▶ **DATA PROVIDED**
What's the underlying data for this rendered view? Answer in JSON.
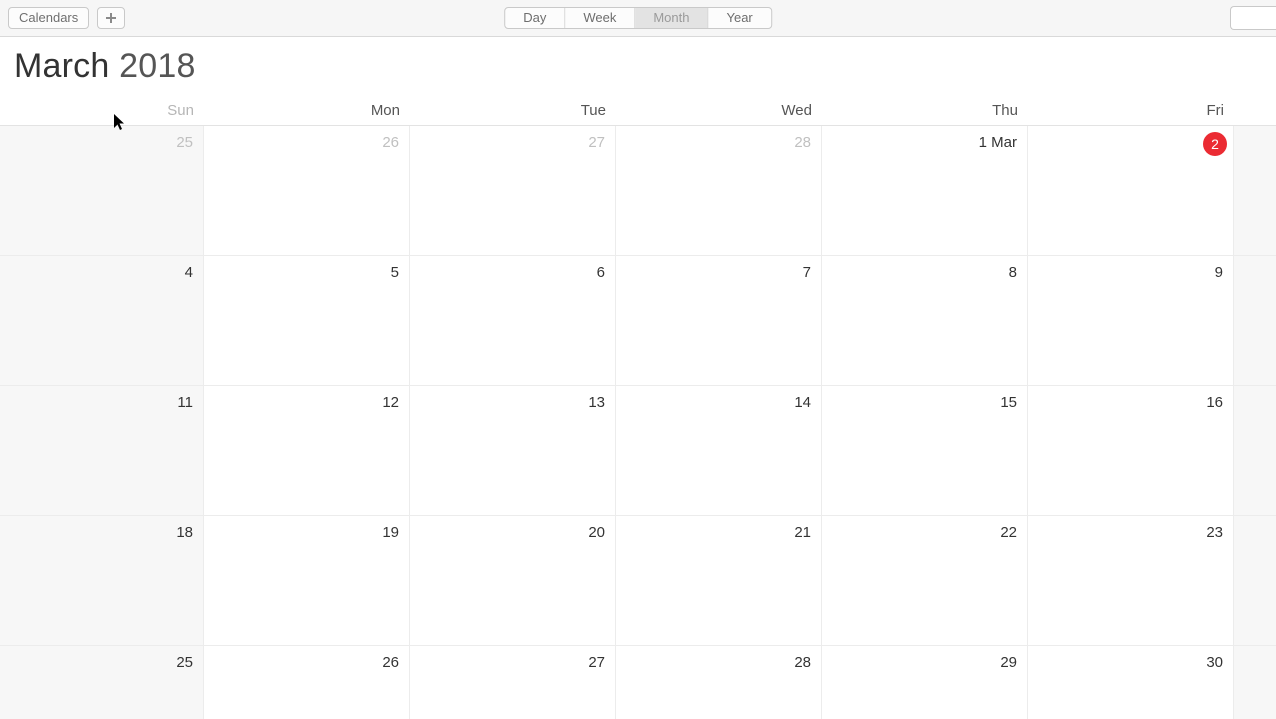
{
  "toolbar": {
    "calendars_label": "Calendars",
    "add_icon": "plus-icon",
    "views": {
      "day": "Day",
      "week": "Week",
      "month": "Month",
      "year": "Year",
      "active": "Month"
    }
  },
  "header": {
    "month": "March",
    "year": "2018"
  },
  "weekdays": [
    "Sun",
    "Mon",
    "Tue",
    "Wed",
    "Thu",
    "Fri"
  ],
  "weeks": [
    [
      {
        "label": "25",
        "weekend": true,
        "muted": true
      },
      {
        "label": "26",
        "muted": true
      },
      {
        "label": "27",
        "muted": true
      },
      {
        "label": "28",
        "muted": true
      },
      {
        "label": "1 Mar"
      },
      {
        "label": "2",
        "today": true
      }
    ],
    [
      {
        "label": "4",
        "weekend": true
      },
      {
        "label": "5"
      },
      {
        "label": "6"
      },
      {
        "label": "7"
      },
      {
        "label": "8"
      },
      {
        "label": "9"
      }
    ],
    [
      {
        "label": "11",
        "weekend": true
      },
      {
        "label": "12"
      },
      {
        "label": "13"
      },
      {
        "label": "14"
      },
      {
        "label": "15"
      },
      {
        "label": "16"
      }
    ],
    [
      {
        "label": "18",
        "weekend": true
      },
      {
        "label": "19"
      },
      {
        "label": "20"
      },
      {
        "label": "21"
      },
      {
        "label": "22"
      },
      {
        "label": "23"
      }
    ],
    [
      {
        "label": "25",
        "weekend": true
      },
      {
        "label": "26"
      },
      {
        "label": "27"
      },
      {
        "label": "28"
      },
      {
        "label": "29"
      },
      {
        "label": "30"
      }
    ]
  ]
}
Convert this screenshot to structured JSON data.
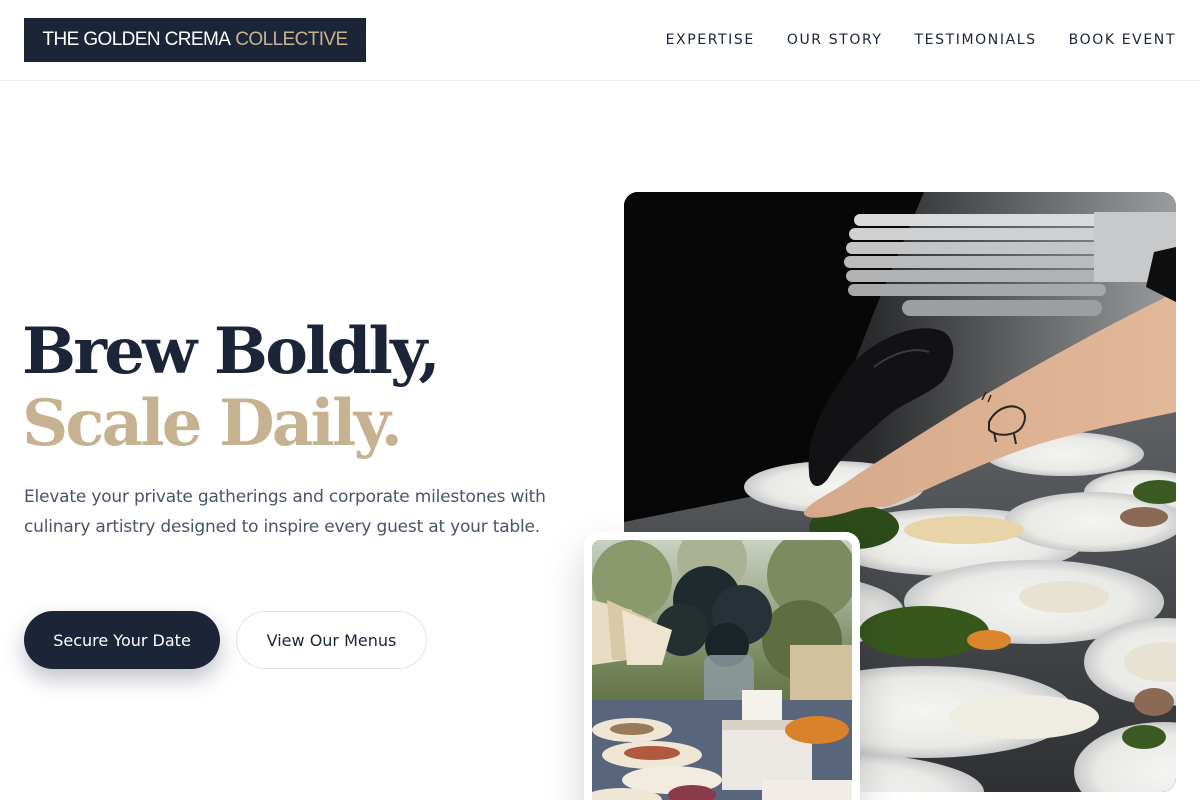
{
  "header": {
    "logo": {
      "primary": "THE GOLDEN CREMA",
      "accent": "COLLECTIVE"
    },
    "nav": [
      {
        "label": "EXPERTISE"
      },
      {
        "label": "OUR STORY"
      },
      {
        "label": "TESTIMONIALS"
      },
      {
        "label": "BOOK EVENT"
      }
    ]
  },
  "hero": {
    "title_line1": "Brew Boldly,",
    "title_line2": "Scale Daily.",
    "subtitle": "Elevate your private gatherings and corporate milestones with culinary artistry designed to inspire every guest at your table.",
    "primary_cta": "Secure Your Date",
    "secondary_cta": "View Our Menus"
  },
  "colors": {
    "navy": "#1c2538",
    "gold": "#c6b291",
    "body_text": "#4a5468"
  }
}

▶ **GIVEN TASK**
Give an exact reproduction of every line, leaving out any picture.

▶ **PROBLEM SOLUTION**
What's the underlying data for this rendered view? Answer in JSON.
{
  "toolbar": {
    "calendars_label": "Calendars",
    "add_icon": "plus-icon",
    "views": {
      "day": "Day",
      "week": "Week",
      "month": "Month",
      "year": "Year",
      "active": "Month"
    }
  },
  "header": {
    "month": "March",
    "year": "2018"
  },
  "weekdays": [
    "Sun",
    "Mon",
    "Tue",
    "Wed",
    "Thu",
    "Fri"
  ],
  "weeks": [
    [
      {
        "label": "25",
        "weekend": true,
        "muted": true
      },
      {
        "label": "26",
        "muted": true
      },
      {
        "label": "27",
        "muted": true
      },
      {
        "label": "28",
        "muted": true
      },
      {
        "label": "1 Mar"
      },
      {
        "label": "2",
        "today": true
      }
    ],
    [
      {
        "label": "4",
        "weekend": true
      },
      {
        "label": "5"
      },
      {
        "label": "6"
      },
      {
        "label": "7"
      },
      {
        "label": "8"
      },
      {
        "label": "9"
      }
    ],
    [
      {
        "label": "11",
        "weekend": true
      },
      {
        "label": "12"
      },
      {
        "label": "13"
      },
      {
        "label": "14"
      },
      {
        "label": "15"
      },
      {
        "label": "16"
      }
    ],
    [
      {
        "label": "18",
        "weekend": true
      },
      {
        "label": "19"
      },
      {
        "label": "20"
      },
      {
        "label": "21"
      },
      {
        "label": "22"
      },
      {
        "label": "23"
      }
    ],
    [
      {
        "label": "25",
        "weekend": true
      },
      {
        "label": "26"
      },
      {
        "label": "27"
      },
      {
        "label": "28"
      },
      {
        "label": "29"
      },
      {
        "label": "30"
      }
    ]
  ]
}
Convert this screenshot to structured JSON data.
{
  "header": {
    "logo": {
      "primary": "THE GOLDEN CREMA",
      "accent": "COLLECTIVE"
    },
    "nav": [
      {
        "label": "EXPERTISE"
      },
      {
        "label": "OUR STORY"
      },
      {
        "label": "TESTIMONIALS"
      },
      {
        "label": "BOOK EVENT"
      }
    ]
  },
  "hero": {
    "title_line1": "Brew Boldly,",
    "title_line2": "Scale Daily.",
    "subtitle": "Elevate your private gatherings and corporate milestones with culinary artistry designed to inspire every guest at your table.",
    "primary_cta": "Secure Your Date",
    "secondary_cta": "View Our Menus"
  },
  "colors": {
    "navy": "#1c2538",
    "gold": "#c6b291",
    "body_text": "#4a5468"
  }
}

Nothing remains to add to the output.